▸ YOUR INSTRUCTIONS:
Omit the pictures from the entries below and retype everything else exactly.

▸ DATASET ROWS:
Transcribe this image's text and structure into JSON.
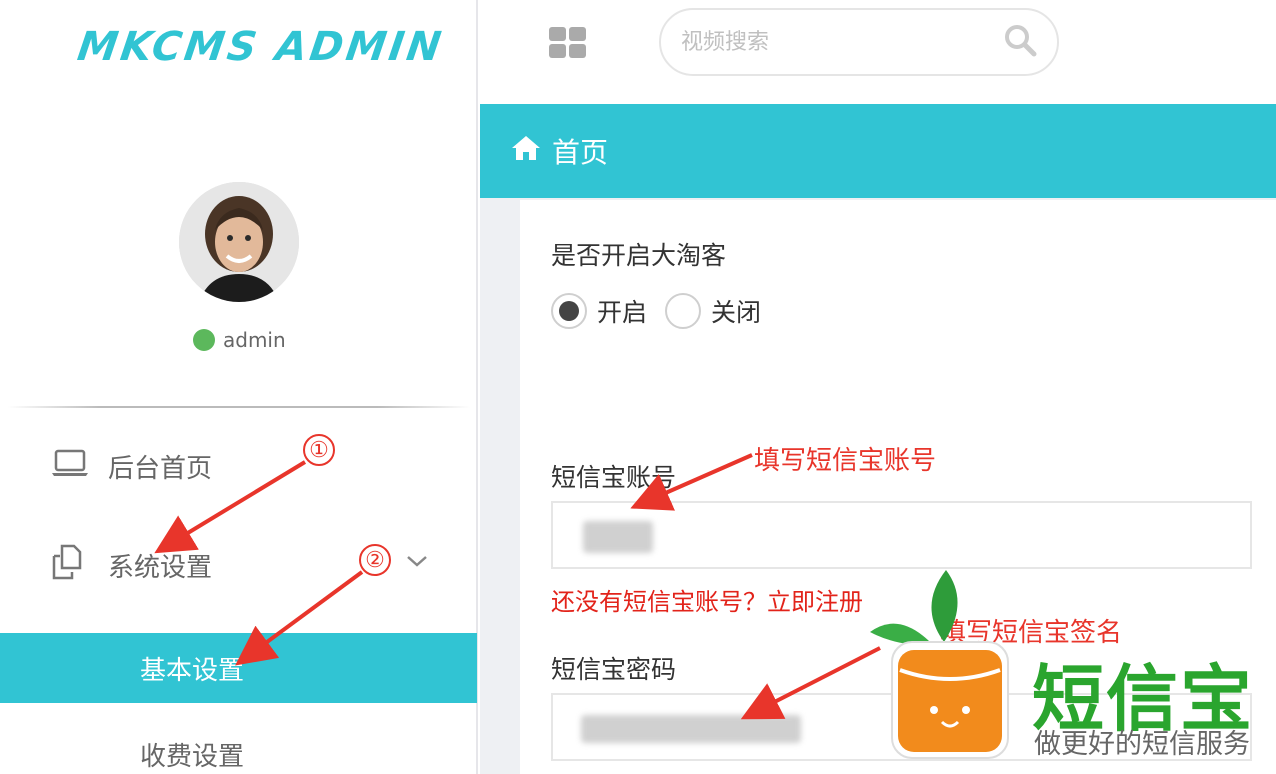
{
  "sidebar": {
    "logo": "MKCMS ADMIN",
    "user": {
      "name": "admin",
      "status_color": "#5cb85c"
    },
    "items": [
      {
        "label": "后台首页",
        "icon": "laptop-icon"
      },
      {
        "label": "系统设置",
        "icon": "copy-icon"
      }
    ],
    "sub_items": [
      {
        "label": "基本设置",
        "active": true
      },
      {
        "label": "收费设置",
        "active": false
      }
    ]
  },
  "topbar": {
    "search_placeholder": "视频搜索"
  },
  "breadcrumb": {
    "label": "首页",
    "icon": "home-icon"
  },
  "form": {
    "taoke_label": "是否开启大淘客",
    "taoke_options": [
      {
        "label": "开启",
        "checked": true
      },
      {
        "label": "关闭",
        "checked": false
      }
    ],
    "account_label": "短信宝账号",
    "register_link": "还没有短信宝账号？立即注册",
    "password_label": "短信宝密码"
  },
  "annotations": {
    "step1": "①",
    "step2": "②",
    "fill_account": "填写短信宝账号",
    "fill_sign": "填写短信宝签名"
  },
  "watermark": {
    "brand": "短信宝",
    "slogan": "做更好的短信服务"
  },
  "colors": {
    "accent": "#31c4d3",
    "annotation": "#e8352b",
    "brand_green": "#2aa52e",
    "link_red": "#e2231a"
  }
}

▸ ANSWER TO THIS TASK:
Transcribe this image's text and structure into JSON.
{
  "sidebar": {
    "logo": "MKCMS ADMIN",
    "user": {
      "name": "admin",
      "status_color": "#5cb85c"
    },
    "items": [
      {
        "label": "后台首页",
        "icon": "laptop-icon"
      },
      {
        "label": "系统设置",
        "icon": "copy-icon"
      }
    ],
    "sub_items": [
      {
        "label": "基本设置",
        "active": true
      },
      {
        "label": "收费设置",
        "active": false
      }
    ]
  },
  "topbar": {
    "search_placeholder": "视频搜索"
  },
  "breadcrumb": {
    "label": "首页",
    "icon": "home-icon"
  },
  "form": {
    "taoke_label": "是否开启大淘客",
    "taoke_options": [
      {
        "label": "开启",
        "checked": true
      },
      {
        "label": "关闭",
        "checked": false
      }
    ],
    "account_label": "短信宝账号",
    "register_link": "还没有短信宝账号？立即注册",
    "password_label": "短信宝密码"
  },
  "annotations": {
    "step1": "①",
    "step2": "②",
    "fill_account": "填写短信宝账号",
    "fill_sign": "填写短信宝签名"
  },
  "watermark": {
    "brand": "短信宝",
    "slogan": "做更好的短信服务"
  },
  "colors": {
    "accent": "#31c4d3",
    "annotation": "#e8352b",
    "brand_green": "#2aa52e",
    "link_red": "#e2231a"
  }
}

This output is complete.